◆ SHORT TASK: Can you give all the records again without altering a single character?

:::

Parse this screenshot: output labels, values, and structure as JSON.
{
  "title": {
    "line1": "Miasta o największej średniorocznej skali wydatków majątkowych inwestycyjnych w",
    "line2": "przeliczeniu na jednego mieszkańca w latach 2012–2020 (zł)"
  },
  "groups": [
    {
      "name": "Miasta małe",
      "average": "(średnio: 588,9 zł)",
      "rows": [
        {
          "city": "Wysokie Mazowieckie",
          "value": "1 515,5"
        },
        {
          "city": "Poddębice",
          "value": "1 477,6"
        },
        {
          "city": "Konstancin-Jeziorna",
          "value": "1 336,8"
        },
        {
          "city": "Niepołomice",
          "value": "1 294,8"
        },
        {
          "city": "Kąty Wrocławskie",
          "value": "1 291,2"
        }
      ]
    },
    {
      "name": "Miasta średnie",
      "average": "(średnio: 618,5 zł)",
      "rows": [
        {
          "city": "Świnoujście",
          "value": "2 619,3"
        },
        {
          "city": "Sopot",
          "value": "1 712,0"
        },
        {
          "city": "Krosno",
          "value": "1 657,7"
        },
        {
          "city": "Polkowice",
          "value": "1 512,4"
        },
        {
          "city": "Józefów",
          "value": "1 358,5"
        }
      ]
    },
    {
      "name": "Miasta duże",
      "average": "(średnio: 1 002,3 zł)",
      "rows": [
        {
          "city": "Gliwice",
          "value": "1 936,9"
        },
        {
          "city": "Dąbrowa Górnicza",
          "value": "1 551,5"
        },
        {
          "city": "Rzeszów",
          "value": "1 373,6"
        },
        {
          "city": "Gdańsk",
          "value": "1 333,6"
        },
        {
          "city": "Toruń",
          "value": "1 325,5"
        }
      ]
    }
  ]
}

:::

◆ FINISHED EXERCISE:
Parse this screenshot: output labels, values, and structure as JSON.
{
  "title": {
    "line1": "Miasta o największej średniorocznej skali wydatków majątkowych inwestycyjnych w",
    "line2": "przeliczeniu na jednego mieszkańca w latach 2012–2020 (zł)"
  },
  "groups": [
    {
      "name": "Miasta małe",
      "average": "(średnio: 588,9 zł)",
      "rows": [
        {
          "city": "Wysokie Mazowieckie",
          "value": "1 515,5"
        },
        {
          "city": "Poddębice",
          "value": "1 477,6"
        },
        {
          "city": "Konstancin-Jeziorna",
          "value": "1 336,8"
        },
        {
          "city": "Niepołomice",
          "value": "1 294,8"
        },
        {
          "city": "Kąty Wrocławskie",
          "value": "1 291,2"
        }
      ]
    },
    {
      "name": "Miasta średnie",
      "average": "(średnio: 618,5 zł)",
      "rows": [
        {
          "city": "Świnoujście",
          "value": "2 619,3"
        },
        {
          "city": "Sopot",
          "value": "1 712,0"
        },
        {
          "city": "Krosno",
          "value": "1 657,7"
        },
        {
          "city": "Polkowice",
          "value": "1 512,4"
        },
        {
          "city": "Józefów",
          "value": "1 358,5"
        }
      ]
    },
    {
      "name": "Miasta duże",
      "average": "(średnio: 1 002,3 zł)",
      "rows": [
        {
          "city": "Gliwice",
          "value": "1 936,9"
        },
        {
          "city": "Dąbrowa Górnicza",
          "value": "1 551,5"
        },
        {
          "city": "Rzeszów",
          "value": "1 373,6"
        },
        {
          "city": "Gdańsk",
          "value": "1 333,6"
        },
        {
          "city": "Toruń",
          "value": "1 325,5"
        }
      ]
    }
  ]
}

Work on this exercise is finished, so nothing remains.